-- start Data provided --
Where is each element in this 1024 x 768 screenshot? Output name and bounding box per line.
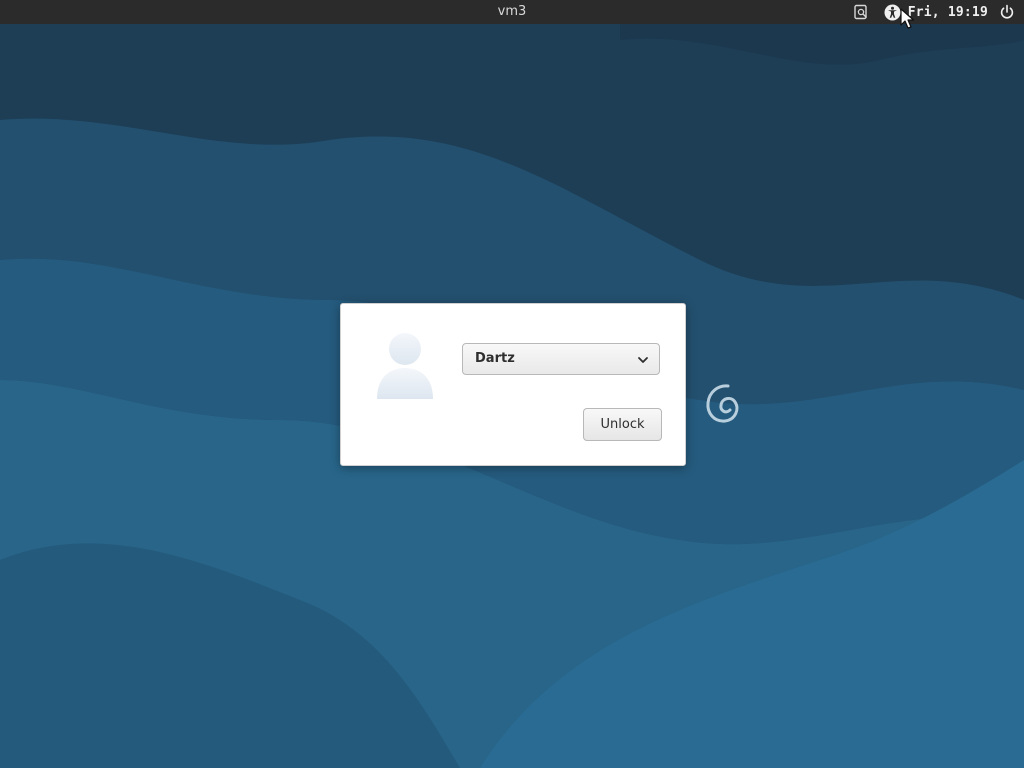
- mouse-cursor-icon: [900, 8, 915, 29]
- clock[interactable]: Fri, 19:19: [908, 5, 988, 20]
- unlock-button[interactable]: Unlock: [583, 408, 662, 441]
- debian-swirl-icon: [706, 384, 739, 423]
- user-avatar-icon: [377, 333, 433, 399]
- chevron-down-icon: [638, 357, 648, 363]
- top-panel: vm3 Fri, 19:19: [0, 0, 1024, 24]
- selected-user-label: Dartz: [475, 351, 515, 366]
- keyboard-layout-icon[interactable]: [852, 3, 870, 21]
- power-icon[interactable]: [998, 3, 1016, 21]
- unlock-dialog: Dartz Unlock: [340, 303, 686, 466]
- lock-screen: vm3 Fri, 19:19 Dartz Unlock: [0, 0, 1024, 768]
- user-select-combobox[interactable]: Dartz: [462, 343, 660, 375]
- system-tray: Fri, 19:19: [852, 3, 1016, 21]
-- end Data provided --
Short problem - Copy out the lines of the entries above, starting at the line containing "- mouse-cursor-icon: [900, 8, 915, 29]" and ending at the line containing "- top-panel: vm3 Fri, 19:19: [0, 0, 1024, 24]", including both of those lines.

Written solution -
- mouse-cursor-icon: [900, 8, 915, 29]
- clock[interactable]: Fri, 19:19: [908, 5, 988, 20]
- unlock-button[interactable]: Unlock: [583, 408, 662, 441]
- debian-swirl-icon: [706, 384, 739, 423]
- user-avatar-icon: [377, 333, 433, 399]
- chevron-down-icon: [638, 357, 648, 363]
- top-panel: vm3 Fri, 19:19: [0, 0, 1024, 24]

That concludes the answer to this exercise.